— Requirement —
From the records below, give the number of lines that contain the string "SigA", without any other text.

— Provided entries —
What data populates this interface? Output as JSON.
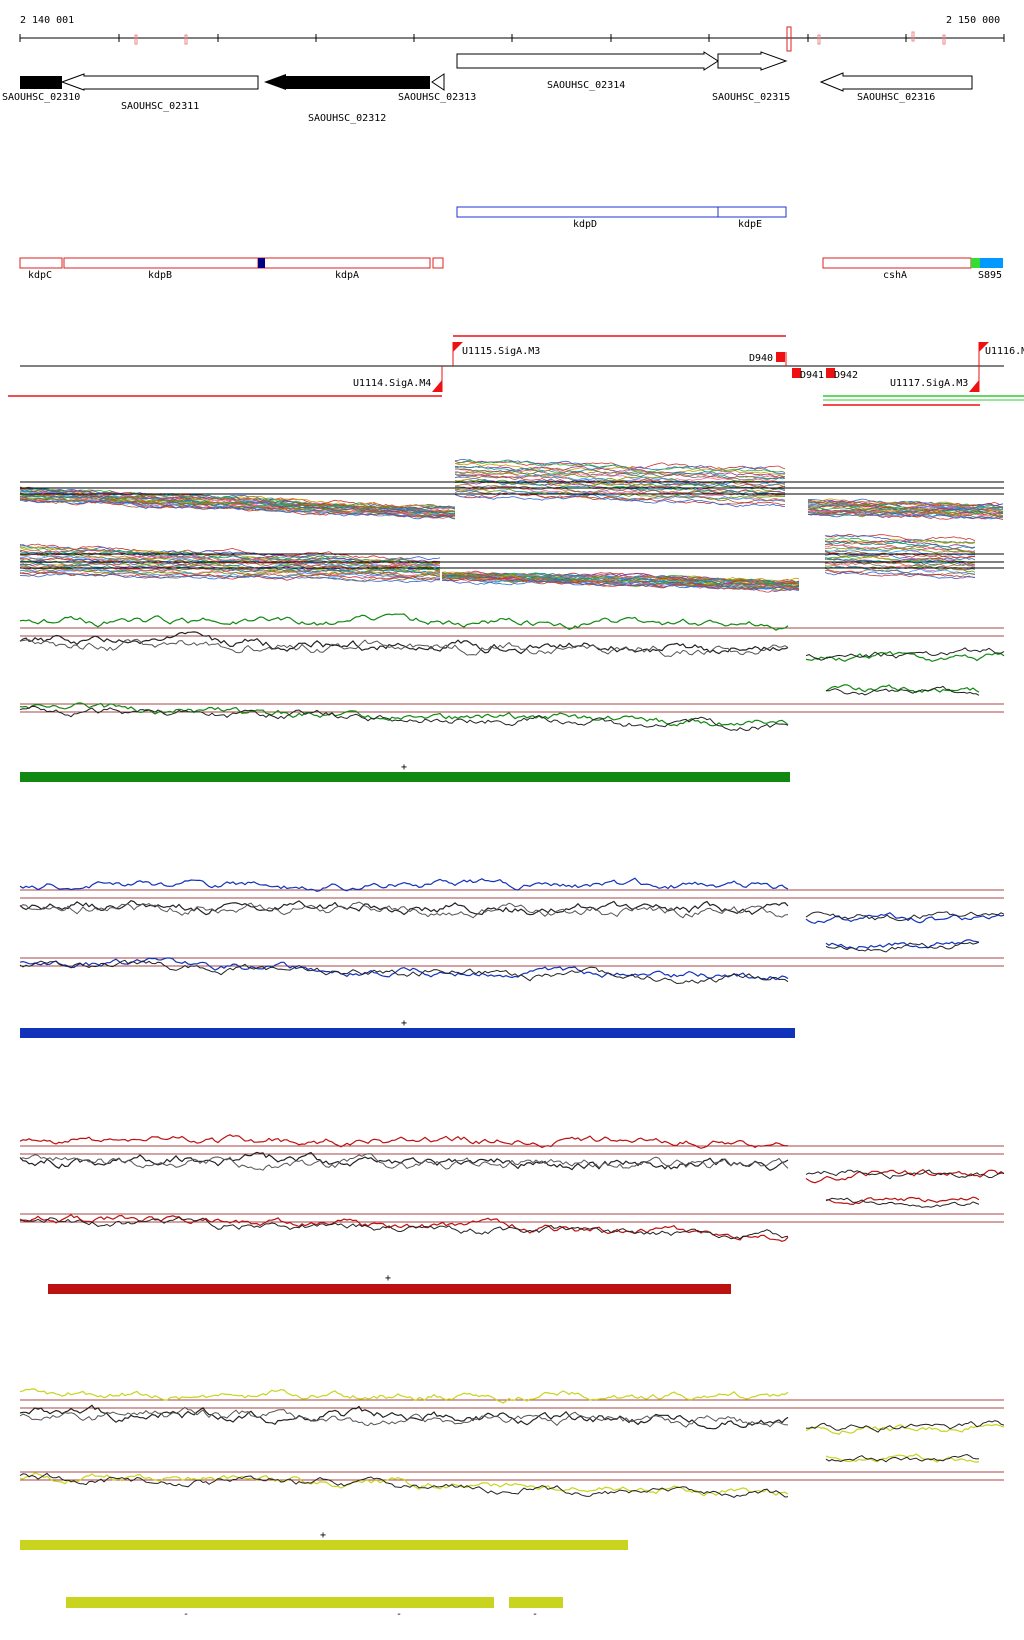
{
  "coordinates": {
    "start": "2 140 001",
    "end": "2 150 000"
  },
  "genes": [
    {
      "id": "g2310",
      "label": "SAOUHSC_02310",
      "strand": "-",
      "filled": true
    },
    {
      "id": "g2311",
      "label": "SAOUHSC_02311",
      "strand": "-",
      "filled": false
    },
    {
      "id": "g2312",
      "label": "SAOUHSC_02312",
      "strand": "-",
      "filled": true
    },
    {
      "id": "g2313",
      "label": "SAOUHSC_02313",
      "strand": "-",
      "filled": false
    },
    {
      "id": "g2314",
      "label": "SAOUHSC_02314",
      "strand": "+",
      "filled": false
    },
    {
      "id": "g2315",
      "label": "SAOUHSC_02315",
      "strand": "+",
      "filled": false
    },
    {
      "id": "g2316",
      "label": "SAOUHSC_02316",
      "strand": "-",
      "filled": false
    }
  ],
  "annotations_plus": [
    {
      "label": "kdpD",
      "color": "#2233cc"
    },
    {
      "label": "kdpE",
      "color": "#2233cc"
    }
  ],
  "annotations_minus": [
    {
      "label": "kdpC",
      "color": "#cc2222"
    },
    {
      "label": "kdpB",
      "color": "#cc2222"
    },
    {
      "label": "kdpA",
      "color": "#cc2222"
    },
    {
      "label": "cshA",
      "color": "#cc2222"
    },
    {
      "label": "S895",
      "color": "#0099ff"
    }
  ],
  "segments": [
    {
      "label": "U1115.SigA.M3"
    },
    {
      "label": "U1114.SigA.M4"
    },
    {
      "label": "D940"
    },
    {
      "label": "D941"
    },
    {
      "label": "D942"
    },
    {
      "label": "U1117.SigA.M3"
    },
    {
      "label": "U1116.M"
    }
  ],
  "condition_panels": [
    {
      "name": "green",
      "color": "#118811",
      "strand_mark": "+"
    },
    {
      "name": "blue",
      "color": "#1133bb",
      "strand_mark": "+"
    },
    {
      "name": "red",
      "color": "#bb1111",
      "strand_mark": "+"
    },
    {
      "name": "yellow",
      "color": "#c8d41e",
      "strand_mark": "+",
      "minus_marks": [
        "-",
        "-",
        "-"
      ]
    }
  ],
  "colors": {
    "outline_red": "#dd2222",
    "outline_blue": "#2233cc",
    "segment_red": "#ee1111",
    "threshold": "#aa4444"
  }
}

— The completed task —
3